[Excerpt from a dataset]
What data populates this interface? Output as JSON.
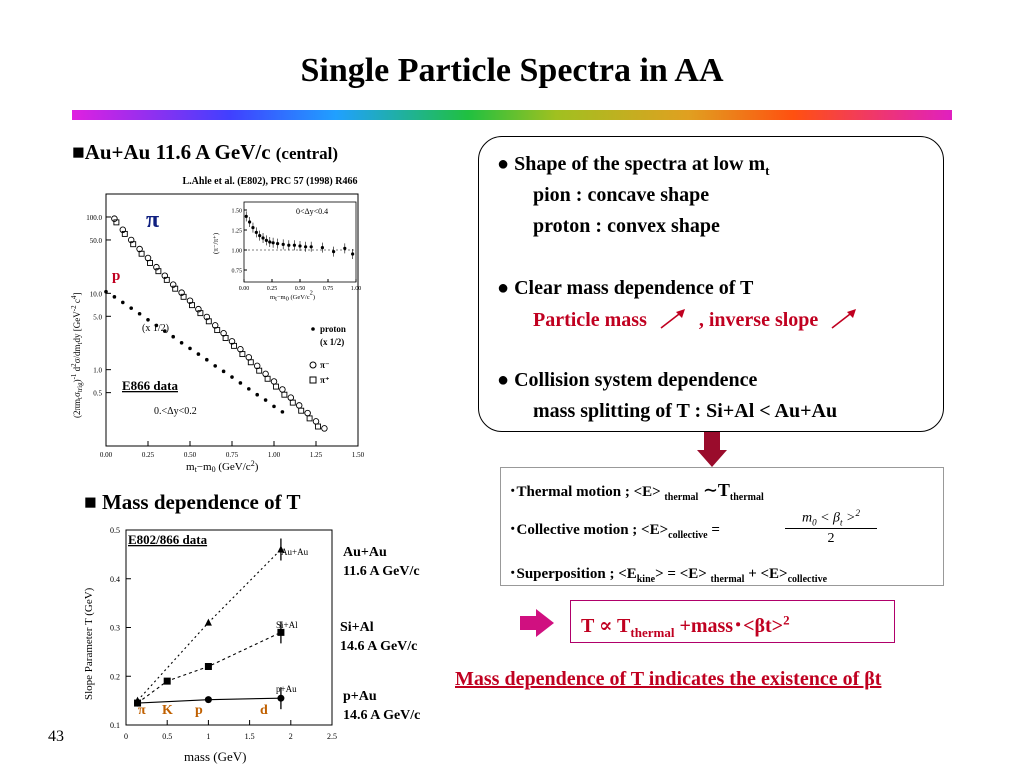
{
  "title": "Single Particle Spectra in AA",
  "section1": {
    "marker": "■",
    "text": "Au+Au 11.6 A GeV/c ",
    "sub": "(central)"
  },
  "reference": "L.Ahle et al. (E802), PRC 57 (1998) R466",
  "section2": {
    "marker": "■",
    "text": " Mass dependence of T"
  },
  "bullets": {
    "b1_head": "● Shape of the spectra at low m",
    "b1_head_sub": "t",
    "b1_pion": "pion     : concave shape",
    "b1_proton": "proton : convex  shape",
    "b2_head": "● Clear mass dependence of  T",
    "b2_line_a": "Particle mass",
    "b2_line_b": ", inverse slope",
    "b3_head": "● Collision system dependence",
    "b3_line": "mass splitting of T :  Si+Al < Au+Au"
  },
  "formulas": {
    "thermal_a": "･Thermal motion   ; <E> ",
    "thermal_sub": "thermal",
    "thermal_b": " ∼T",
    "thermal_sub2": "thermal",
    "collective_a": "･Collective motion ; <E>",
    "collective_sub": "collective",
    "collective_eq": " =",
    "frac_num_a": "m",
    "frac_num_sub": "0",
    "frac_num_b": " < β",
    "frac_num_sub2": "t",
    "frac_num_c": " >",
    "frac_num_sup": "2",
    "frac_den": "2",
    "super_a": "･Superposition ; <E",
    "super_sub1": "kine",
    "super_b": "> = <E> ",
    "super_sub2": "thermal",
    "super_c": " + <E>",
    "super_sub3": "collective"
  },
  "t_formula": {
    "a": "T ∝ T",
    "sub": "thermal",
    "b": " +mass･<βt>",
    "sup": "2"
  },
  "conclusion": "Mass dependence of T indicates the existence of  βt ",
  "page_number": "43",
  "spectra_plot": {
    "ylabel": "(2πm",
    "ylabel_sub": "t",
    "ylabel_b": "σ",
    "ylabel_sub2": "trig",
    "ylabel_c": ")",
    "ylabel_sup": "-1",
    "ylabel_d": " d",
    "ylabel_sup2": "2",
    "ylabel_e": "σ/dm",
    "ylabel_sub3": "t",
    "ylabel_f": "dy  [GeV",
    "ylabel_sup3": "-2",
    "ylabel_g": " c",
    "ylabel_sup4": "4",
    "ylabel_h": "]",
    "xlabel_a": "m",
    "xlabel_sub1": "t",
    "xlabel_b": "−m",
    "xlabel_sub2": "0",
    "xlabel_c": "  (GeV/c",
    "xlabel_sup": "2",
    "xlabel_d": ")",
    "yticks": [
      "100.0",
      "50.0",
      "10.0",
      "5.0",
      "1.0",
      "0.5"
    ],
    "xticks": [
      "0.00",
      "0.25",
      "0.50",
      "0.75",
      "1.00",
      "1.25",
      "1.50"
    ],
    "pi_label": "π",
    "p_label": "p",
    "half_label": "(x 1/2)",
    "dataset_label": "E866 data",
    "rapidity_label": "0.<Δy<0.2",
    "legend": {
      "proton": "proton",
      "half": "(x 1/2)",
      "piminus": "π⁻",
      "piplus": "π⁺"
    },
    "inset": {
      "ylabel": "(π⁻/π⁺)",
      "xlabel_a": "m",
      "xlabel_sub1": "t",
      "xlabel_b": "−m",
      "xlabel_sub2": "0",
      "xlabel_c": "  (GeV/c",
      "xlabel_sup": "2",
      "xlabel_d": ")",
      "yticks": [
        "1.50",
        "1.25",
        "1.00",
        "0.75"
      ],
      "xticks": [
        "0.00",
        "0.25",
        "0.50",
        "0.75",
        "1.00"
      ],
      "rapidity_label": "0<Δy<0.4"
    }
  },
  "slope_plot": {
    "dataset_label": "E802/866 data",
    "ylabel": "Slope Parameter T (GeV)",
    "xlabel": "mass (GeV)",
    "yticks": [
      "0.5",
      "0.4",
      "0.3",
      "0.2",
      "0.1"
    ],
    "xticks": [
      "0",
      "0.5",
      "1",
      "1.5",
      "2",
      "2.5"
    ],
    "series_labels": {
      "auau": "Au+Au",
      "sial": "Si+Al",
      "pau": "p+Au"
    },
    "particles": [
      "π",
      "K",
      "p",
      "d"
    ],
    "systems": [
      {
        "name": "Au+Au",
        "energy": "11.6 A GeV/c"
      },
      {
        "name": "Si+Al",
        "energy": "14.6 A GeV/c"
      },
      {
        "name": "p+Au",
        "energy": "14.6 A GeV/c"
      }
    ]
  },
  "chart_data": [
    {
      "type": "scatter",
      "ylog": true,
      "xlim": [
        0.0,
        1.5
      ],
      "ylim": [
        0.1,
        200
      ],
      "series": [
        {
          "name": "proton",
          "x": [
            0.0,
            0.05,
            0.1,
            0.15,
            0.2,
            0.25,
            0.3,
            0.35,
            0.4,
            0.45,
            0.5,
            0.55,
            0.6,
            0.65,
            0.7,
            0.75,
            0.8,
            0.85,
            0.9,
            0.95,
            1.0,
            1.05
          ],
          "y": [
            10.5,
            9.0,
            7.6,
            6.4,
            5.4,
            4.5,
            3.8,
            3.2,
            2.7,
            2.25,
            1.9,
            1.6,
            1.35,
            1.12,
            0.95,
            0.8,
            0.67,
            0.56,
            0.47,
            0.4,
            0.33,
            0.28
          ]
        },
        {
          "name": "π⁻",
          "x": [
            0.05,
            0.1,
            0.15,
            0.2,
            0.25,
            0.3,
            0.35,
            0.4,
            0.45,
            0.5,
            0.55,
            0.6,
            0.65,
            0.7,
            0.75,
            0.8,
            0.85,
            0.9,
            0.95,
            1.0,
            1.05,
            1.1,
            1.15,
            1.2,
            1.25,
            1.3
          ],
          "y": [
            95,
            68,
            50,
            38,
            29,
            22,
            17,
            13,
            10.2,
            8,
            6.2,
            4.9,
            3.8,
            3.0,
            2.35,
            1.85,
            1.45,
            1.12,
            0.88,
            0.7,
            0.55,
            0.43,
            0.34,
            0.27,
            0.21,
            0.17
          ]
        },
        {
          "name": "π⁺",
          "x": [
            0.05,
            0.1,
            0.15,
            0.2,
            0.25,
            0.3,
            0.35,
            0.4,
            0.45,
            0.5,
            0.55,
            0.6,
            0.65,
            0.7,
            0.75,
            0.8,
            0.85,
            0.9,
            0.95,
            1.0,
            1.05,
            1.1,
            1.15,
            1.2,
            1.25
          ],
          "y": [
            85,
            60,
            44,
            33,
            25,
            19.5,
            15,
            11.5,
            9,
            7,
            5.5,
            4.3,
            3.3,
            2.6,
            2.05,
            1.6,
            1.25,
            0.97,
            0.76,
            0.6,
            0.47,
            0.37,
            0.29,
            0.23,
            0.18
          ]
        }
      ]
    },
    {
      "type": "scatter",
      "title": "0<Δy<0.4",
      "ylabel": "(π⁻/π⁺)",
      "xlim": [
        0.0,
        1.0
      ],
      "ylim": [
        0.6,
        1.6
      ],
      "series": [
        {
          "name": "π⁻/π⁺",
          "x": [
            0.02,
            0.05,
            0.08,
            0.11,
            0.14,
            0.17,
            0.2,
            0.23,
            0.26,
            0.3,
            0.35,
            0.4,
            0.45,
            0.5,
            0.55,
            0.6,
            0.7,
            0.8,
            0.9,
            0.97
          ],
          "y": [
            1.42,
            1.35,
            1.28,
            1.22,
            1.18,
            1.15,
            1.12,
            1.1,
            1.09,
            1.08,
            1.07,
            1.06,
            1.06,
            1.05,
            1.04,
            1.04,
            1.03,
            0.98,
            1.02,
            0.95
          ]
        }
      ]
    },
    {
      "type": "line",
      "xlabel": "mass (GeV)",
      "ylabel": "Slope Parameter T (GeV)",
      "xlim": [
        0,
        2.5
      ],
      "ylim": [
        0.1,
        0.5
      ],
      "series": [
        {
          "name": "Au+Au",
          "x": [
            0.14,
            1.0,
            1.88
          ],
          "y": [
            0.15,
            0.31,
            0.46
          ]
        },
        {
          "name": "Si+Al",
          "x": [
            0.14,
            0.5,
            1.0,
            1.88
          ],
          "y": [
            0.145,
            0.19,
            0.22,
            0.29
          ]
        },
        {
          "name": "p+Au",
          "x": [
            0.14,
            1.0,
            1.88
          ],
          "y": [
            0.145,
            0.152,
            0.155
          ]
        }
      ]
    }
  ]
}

# What you have to do
Copy every line above that includes the string "proton".

# Result below
    "b1_proton": "proton : convex  shape",
      "proton": "proton",
          "name": "proton",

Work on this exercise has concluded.